Stored records:
══════

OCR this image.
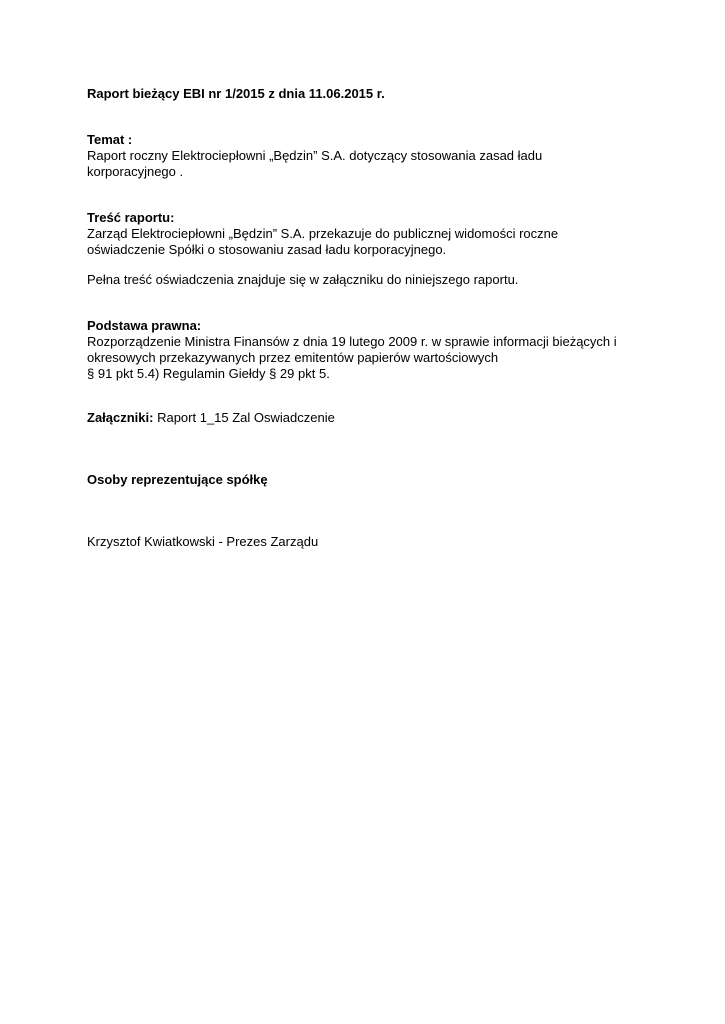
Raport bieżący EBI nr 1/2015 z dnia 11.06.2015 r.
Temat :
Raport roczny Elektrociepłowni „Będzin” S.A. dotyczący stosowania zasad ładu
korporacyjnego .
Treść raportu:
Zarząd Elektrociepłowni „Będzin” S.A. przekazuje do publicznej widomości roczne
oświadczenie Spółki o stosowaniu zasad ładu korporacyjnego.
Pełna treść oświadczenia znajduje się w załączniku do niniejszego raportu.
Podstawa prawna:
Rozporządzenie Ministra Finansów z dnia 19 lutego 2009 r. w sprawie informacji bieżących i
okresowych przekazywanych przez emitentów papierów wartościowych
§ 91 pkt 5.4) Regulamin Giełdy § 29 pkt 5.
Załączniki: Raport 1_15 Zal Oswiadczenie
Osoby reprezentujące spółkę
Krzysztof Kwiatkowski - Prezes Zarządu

══════

Pick out each line in the material containing "korporacyjnego".

**Expected output:**
korporacyjnego .
oświadczenie Spółki o stosowaniu zasad ładu korporacyjnego.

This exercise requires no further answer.